__Provided information__:
┄┄┄┄┄┄┄┄┄┄┄┄┄┄┄┄┄┄┄┄

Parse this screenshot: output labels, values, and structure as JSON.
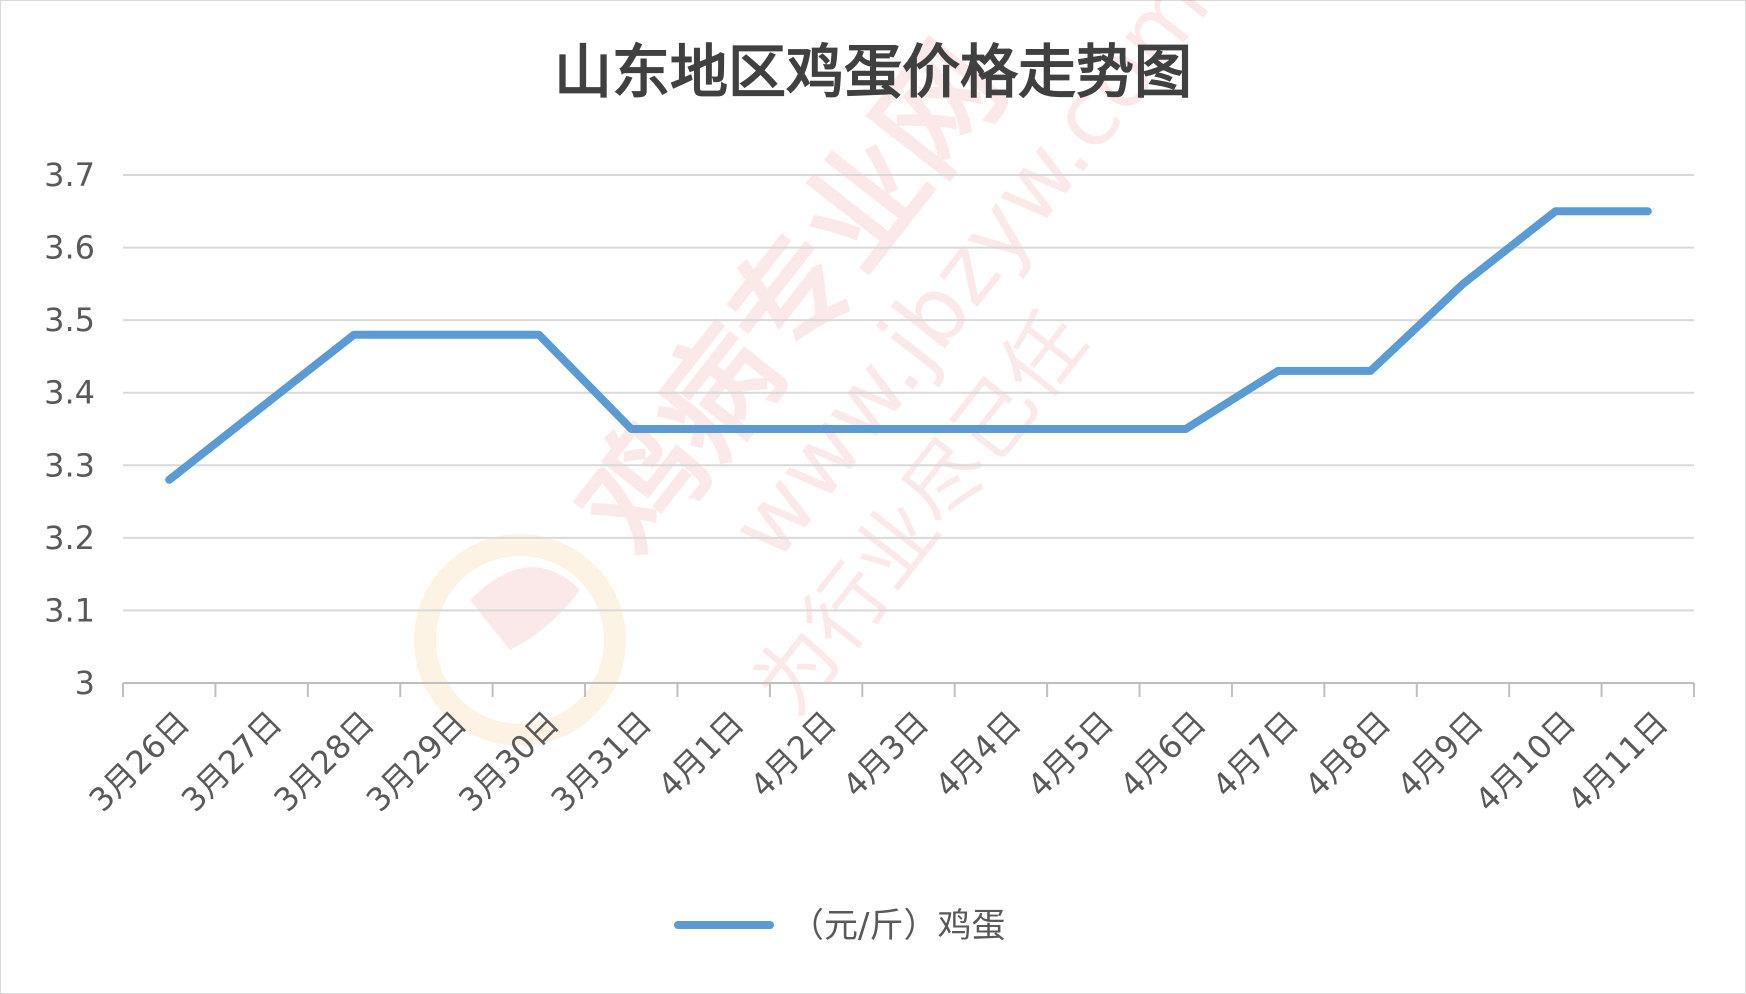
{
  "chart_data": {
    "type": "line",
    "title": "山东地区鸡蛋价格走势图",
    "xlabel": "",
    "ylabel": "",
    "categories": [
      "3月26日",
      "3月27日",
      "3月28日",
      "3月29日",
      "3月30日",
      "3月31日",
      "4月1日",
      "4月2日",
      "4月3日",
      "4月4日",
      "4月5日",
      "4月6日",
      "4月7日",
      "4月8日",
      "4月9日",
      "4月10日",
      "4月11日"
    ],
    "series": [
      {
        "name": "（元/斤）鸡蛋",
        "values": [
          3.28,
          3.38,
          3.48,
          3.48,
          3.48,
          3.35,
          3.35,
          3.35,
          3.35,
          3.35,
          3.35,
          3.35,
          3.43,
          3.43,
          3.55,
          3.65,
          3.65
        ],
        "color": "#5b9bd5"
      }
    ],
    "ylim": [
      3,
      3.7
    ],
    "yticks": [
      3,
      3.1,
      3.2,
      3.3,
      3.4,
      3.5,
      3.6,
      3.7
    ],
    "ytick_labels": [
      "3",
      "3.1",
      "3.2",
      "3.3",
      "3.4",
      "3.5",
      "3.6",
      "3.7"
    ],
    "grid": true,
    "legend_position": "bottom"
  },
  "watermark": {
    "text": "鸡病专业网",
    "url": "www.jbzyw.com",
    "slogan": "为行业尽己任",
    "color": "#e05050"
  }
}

┄┄┄┄┄┄┄┄┄┄┄┄┄┄┄┄┄┄┄┄

__Problem to work on__: Copy the listing over exactly, skipping the pictures it holds.

__Exercise output__:
Parse this screenshot: output labels, values, and structure as JSON.
{
  "chart_data": {
    "type": "line",
    "title": "山东地区鸡蛋价格走势图",
    "xlabel": "",
    "ylabel": "",
    "categories": [
      "3月26日",
      "3月27日",
      "3月28日",
      "3月29日",
      "3月30日",
      "3月31日",
      "4月1日",
      "4月2日",
      "4月3日",
      "4月4日",
      "4月5日",
      "4月6日",
      "4月7日",
      "4月8日",
      "4月9日",
      "4月10日",
      "4月11日"
    ],
    "series": [
      {
        "name": "（元/斤）鸡蛋",
        "values": [
          3.28,
          3.38,
          3.48,
          3.48,
          3.48,
          3.35,
          3.35,
          3.35,
          3.35,
          3.35,
          3.35,
          3.35,
          3.43,
          3.43,
          3.55,
          3.65,
          3.65
        ],
        "color": "#5b9bd5"
      }
    ],
    "ylim": [
      3,
      3.7
    ],
    "yticks": [
      3,
      3.1,
      3.2,
      3.3,
      3.4,
      3.5,
      3.6,
      3.7
    ],
    "ytick_labels": [
      "3",
      "3.1",
      "3.2",
      "3.3",
      "3.4",
      "3.5",
      "3.6",
      "3.7"
    ],
    "grid": true,
    "legend_position": "bottom"
  },
  "watermark": {
    "text": "鸡病专业网",
    "url": "www.jbzyw.com",
    "slogan": "为行业尽己任",
    "color": "#e05050"
  }
}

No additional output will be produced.